REQUEST: Reproduce every line of the records below without altering a single character.

ENTRIES:

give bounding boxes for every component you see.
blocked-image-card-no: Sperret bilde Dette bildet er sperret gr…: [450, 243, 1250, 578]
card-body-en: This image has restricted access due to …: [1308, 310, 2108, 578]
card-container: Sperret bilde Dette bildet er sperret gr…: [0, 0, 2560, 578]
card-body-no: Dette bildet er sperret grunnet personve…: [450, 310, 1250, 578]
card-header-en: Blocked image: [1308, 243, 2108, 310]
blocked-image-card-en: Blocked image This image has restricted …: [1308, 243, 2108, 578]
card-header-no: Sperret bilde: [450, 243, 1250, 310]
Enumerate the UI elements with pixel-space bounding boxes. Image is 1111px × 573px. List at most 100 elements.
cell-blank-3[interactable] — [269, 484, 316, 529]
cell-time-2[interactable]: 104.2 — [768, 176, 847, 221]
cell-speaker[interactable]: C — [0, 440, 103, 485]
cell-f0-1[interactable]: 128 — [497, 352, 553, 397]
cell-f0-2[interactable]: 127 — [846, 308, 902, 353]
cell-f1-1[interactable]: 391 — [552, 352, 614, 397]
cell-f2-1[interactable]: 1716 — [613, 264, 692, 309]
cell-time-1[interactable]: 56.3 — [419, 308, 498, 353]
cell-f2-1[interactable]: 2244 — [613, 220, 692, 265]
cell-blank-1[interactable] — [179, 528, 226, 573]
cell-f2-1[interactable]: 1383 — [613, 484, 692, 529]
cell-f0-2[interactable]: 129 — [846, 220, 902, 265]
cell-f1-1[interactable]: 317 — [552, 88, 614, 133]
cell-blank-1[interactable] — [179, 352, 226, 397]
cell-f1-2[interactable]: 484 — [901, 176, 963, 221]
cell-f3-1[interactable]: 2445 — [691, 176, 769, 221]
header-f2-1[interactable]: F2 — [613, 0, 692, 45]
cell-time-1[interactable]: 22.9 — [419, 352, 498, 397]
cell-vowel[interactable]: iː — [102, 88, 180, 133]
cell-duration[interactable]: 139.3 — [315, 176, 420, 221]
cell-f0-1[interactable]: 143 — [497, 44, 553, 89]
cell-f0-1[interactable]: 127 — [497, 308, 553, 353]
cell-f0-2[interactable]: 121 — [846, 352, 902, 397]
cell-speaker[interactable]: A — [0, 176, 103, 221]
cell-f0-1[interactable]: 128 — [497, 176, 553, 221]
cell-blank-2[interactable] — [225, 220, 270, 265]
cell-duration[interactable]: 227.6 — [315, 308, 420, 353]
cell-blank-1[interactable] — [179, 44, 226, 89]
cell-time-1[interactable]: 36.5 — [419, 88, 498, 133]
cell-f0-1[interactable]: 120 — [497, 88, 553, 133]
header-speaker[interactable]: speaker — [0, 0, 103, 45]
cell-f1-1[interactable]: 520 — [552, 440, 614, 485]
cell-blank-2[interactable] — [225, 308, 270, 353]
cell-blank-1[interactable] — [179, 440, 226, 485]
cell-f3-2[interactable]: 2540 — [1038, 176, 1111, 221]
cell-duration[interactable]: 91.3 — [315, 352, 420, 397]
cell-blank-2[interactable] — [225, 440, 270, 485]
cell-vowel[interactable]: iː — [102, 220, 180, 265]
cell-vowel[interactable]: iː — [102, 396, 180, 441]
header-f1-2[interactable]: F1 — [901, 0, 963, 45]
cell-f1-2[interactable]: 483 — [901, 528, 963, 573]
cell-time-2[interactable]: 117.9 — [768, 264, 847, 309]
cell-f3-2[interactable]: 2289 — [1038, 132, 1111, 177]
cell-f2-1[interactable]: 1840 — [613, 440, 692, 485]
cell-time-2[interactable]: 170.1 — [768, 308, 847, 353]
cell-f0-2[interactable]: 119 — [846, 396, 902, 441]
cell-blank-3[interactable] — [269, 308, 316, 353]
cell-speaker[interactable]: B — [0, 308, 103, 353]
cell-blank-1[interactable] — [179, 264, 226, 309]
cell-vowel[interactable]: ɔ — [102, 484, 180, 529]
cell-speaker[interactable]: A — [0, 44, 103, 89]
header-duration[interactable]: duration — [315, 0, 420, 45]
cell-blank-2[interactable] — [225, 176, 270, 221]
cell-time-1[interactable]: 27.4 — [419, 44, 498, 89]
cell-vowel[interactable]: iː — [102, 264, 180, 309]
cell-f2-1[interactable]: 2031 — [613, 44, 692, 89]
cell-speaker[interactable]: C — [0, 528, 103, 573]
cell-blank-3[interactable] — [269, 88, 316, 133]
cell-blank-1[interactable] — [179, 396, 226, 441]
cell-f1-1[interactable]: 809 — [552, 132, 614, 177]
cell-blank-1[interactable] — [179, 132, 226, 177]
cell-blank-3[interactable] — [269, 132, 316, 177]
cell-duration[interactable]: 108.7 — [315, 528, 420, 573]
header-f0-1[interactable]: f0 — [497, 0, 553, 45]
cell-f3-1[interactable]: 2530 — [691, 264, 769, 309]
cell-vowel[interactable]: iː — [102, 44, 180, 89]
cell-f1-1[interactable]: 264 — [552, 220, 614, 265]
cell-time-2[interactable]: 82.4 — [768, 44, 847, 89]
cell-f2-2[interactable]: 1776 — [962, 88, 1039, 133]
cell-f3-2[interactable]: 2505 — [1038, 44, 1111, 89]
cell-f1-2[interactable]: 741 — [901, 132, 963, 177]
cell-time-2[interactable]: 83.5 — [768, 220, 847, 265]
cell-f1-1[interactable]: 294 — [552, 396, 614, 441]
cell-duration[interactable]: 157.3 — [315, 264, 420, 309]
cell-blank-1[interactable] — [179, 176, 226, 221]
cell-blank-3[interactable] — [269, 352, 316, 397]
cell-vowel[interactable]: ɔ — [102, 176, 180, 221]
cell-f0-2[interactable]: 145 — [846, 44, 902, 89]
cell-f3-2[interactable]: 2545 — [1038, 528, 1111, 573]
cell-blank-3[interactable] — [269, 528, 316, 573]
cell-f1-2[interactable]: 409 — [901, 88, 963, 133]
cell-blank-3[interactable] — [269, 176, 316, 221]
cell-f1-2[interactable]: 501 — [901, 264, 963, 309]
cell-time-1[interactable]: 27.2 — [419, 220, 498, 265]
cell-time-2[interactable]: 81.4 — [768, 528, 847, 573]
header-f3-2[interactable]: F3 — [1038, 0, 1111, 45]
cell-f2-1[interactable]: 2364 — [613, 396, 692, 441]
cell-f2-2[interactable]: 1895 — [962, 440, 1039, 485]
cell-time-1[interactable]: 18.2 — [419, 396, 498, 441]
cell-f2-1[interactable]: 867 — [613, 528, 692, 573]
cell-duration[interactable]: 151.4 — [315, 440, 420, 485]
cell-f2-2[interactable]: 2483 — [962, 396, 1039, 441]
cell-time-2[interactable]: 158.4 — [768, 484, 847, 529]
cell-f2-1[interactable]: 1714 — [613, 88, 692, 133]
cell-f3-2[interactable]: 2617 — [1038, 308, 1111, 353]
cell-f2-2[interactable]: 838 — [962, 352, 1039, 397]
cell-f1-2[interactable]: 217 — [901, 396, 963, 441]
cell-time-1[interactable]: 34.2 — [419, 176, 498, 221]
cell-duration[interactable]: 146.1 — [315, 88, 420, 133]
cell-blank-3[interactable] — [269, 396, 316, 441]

TASK SOLUTION:
give bounding boxes for every component you see.
blocked-image-card-no: Sperret bilde Dette bildet er sperret gr…: [450, 243, 1250, 578]
card-body-en: This image has restricted access due to …: [1308, 310, 2108, 578]
card-container: Sperret bilde Dette bildet er sperret gr…: [0, 0, 2560, 578]
card-body-no: Dette bildet er sperret grunnet personve…: [450, 310, 1250, 578]
card-header-en: Blocked image: [1308, 243, 2108, 310]
blocked-image-card-en: Blocked image This image has restricted …: [1308, 243, 2108, 578]
card-header-no: Sperret bilde: [450, 243, 1250, 310]
Enumerate the UI elements with pixel-space bounding boxes. Image is 1111px × 573px. List at most 100 elements.
cell-blank-3[interactable] — [269, 484, 316, 529]
cell-time-2[interactable]: 104.2 — [768, 176, 847, 221]
cell-speaker[interactable]: C — [0, 440, 103, 485]
cell-f0-1[interactable]: 128 — [497, 352, 553, 397]
cell-f0-2[interactable]: 127 — [846, 308, 902, 353]
cell-f1-1[interactable]: 391 — [552, 352, 614, 397]
cell-f2-1[interactable]: 1716 — [613, 264, 692, 309]
cell-time-1[interactable]: 56.3 — [419, 308, 498, 353]
cell-f2-1[interactable]: 2244 — [613, 220, 692, 265]
cell-blank-1[interactable] — [179, 528, 226, 573]
cell-f2-1[interactable]: 1383 — [613, 484, 692, 529]
cell-f0-2[interactable]: 129 — [846, 220, 902, 265]
cell-f1-1[interactable]: 317 — [552, 88, 614, 133]
cell-blank-1[interactable] — [179, 352, 226, 397]
cell-f1-2[interactable]: 484 — [901, 176, 963, 221]
cell-f3-1[interactable]: 2445 — [691, 176, 769, 221]
header-f2-1[interactable]: F2 — [613, 0, 692, 45]
cell-time-1[interactable]: 22.9 — [419, 352, 498, 397]
cell-vowel[interactable]: iː — [102, 88, 180, 133]
cell-duration[interactable]: 139.3 — [315, 176, 420, 221]
cell-f0-1[interactable]: 143 — [497, 44, 553, 89]
cell-f0-1[interactable]: 127 — [497, 308, 553, 353]
cell-f0-2[interactable]: 121 — [846, 352, 902, 397]
cell-speaker[interactable]: A — [0, 176, 103, 221]
cell-f0-1[interactable]: 128 — [497, 176, 553, 221]
cell-blank-2[interactable] — [225, 220, 270, 265]
cell-duration[interactable]: 227.6 — [315, 308, 420, 353]
cell-blank-1[interactable] — [179, 44, 226, 89]
cell-time-1[interactable]: 36.5 — [419, 88, 498, 133]
cell-f0-1[interactable]: 120 — [497, 88, 553, 133]
header-speaker[interactable]: speaker — [0, 0, 103, 45]
cell-f1-1[interactable]: 520 — [552, 440, 614, 485]
cell-blank-2[interactable] — [225, 308, 270, 353]
cell-blank-1[interactable] — [179, 440, 226, 485]
cell-f3-2[interactable]: 2540 — [1038, 176, 1111, 221]
cell-duration[interactable]: 91.3 — [315, 352, 420, 397]
cell-blank-2[interactable] — [225, 440, 270, 485]
cell-vowel[interactable]: iː — [102, 220, 180, 265]
cell-vowel[interactable]: iː — [102, 396, 180, 441]
header-f1-2[interactable]: F1 — [901, 0, 963, 45]
cell-f1-2[interactable]: 483 — [901, 528, 963, 573]
cell-time-2[interactable]: 117.9 — [768, 264, 847, 309]
cell-f3-2[interactable]: 2289 — [1038, 132, 1111, 177]
cell-f2-1[interactable]: 1840 — [613, 440, 692, 485]
cell-time-2[interactable]: 170.1 — [768, 308, 847, 353]
cell-f0-2[interactable]: 119 — [846, 396, 902, 441]
cell-blank-3[interactable] — [269, 308, 316, 353]
cell-speaker[interactable]: B — [0, 308, 103, 353]
cell-blank-1[interactable] — [179, 264, 226, 309]
cell-vowel[interactable]: ɔ — [102, 484, 180, 529]
cell-speaker[interactable]: A — [0, 44, 103, 89]
header-duration[interactable]: duration — [315, 0, 420, 45]
cell-blank-2[interactable] — [225, 176, 270, 221]
cell-time-1[interactable]: 27.4 — [419, 44, 498, 89]
cell-vowel[interactable]: iː — [102, 264, 180, 309]
cell-f2-1[interactable]: 2031 — [613, 44, 692, 89]
cell-speaker[interactable]: C — [0, 528, 103, 573]
cell-blank-3[interactable] — [269, 88, 316, 133]
cell-blank-1[interactable] — [179, 396, 226, 441]
cell-f1-1[interactable]: 809 — [552, 132, 614, 177]
cell-blank-1[interactable] — [179, 132, 226, 177]
cell-blank-3[interactable] — [269, 132, 316, 177]
cell-duration[interactable]: 108.7 — [315, 528, 420, 573]
header-f0-1[interactable]: f0 — [497, 0, 553, 45]
cell-f3-1[interactable]: 2530 — [691, 264, 769, 309]
cell-vowel[interactable]: iː — [102, 44, 180, 89]
cell-f1-1[interactable]: 264 — [552, 220, 614, 265]
cell-time-2[interactable]: 82.4 — [768, 44, 847, 89]
cell-f2-2[interactable]: 1776 — [962, 88, 1039, 133]
cell-f3-2[interactable]: 2505 — [1038, 44, 1111, 89]
cell-f1-2[interactable]: 741 — [901, 132, 963, 177]
cell-time-2[interactable]: 83.5 — [768, 220, 847, 265]
cell-f1-1[interactable]: 294 — [552, 396, 614, 441]
cell-duration[interactable]: 157.3 — [315, 264, 420, 309]
cell-blank-1[interactable] — [179, 176, 226, 221]
cell-blank-3[interactable] — [269, 352, 316, 397]
cell-vowel[interactable]: ɔ — [102, 176, 180, 221]
cell-f0-2[interactable]: 145 — [846, 44, 902, 89]
cell-f3-2[interactable]: 2545 — [1038, 528, 1111, 573]
cell-blank-3[interactable] — [269, 528, 316, 573]
cell-f1-2[interactable]: 409 — [901, 88, 963, 133]
cell-blank-3[interactable] — [269, 176, 316, 221]
cell-f1-2[interactable]: 501 — [901, 264, 963, 309]
cell-time-1[interactable]: 27.2 — [419, 220, 498, 265]
cell-time-2[interactable]: 81.4 — [768, 528, 847, 573]
header-f3-2[interactable]: F3 — [1038, 0, 1111, 45]
cell-f2-1[interactable]: 2364 — [613, 396, 692, 441]
cell-f2-2[interactable]: 1895 — [962, 440, 1039, 485]
cell-time-1[interactable]: 18.2 — [419, 396, 498, 441]
cell-f2-1[interactable]: 867 — [613, 528, 692, 573]
cell-duration[interactable]: 151.4 — [315, 440, 420, 485]
cell-f2-2[interactable]: 2483 — [962, 396, 1039, 441]
cell-time-2[interactable]: 158.4 — [768, 484, 847, 529]
cell-f2-1[interactable]: 1714 — [613, 88, 692, 133]
cell-f3-2[interactable]: 2617 — [1038, 308, 1111, 353]
cell-f2-2[interactable]: 838 — [962, 352, 1039, 397]
cell-f1-2[interactable]: 217 — [901, 396, 963, 441]
cell-time-1[interactable]: 34.2 — [419, 176, 498, 221]
cell-duration[interactable]: 146.1 — [315, 88, 420, 133]
cell-blank-3[interactable] — [269, 396, 316, 441]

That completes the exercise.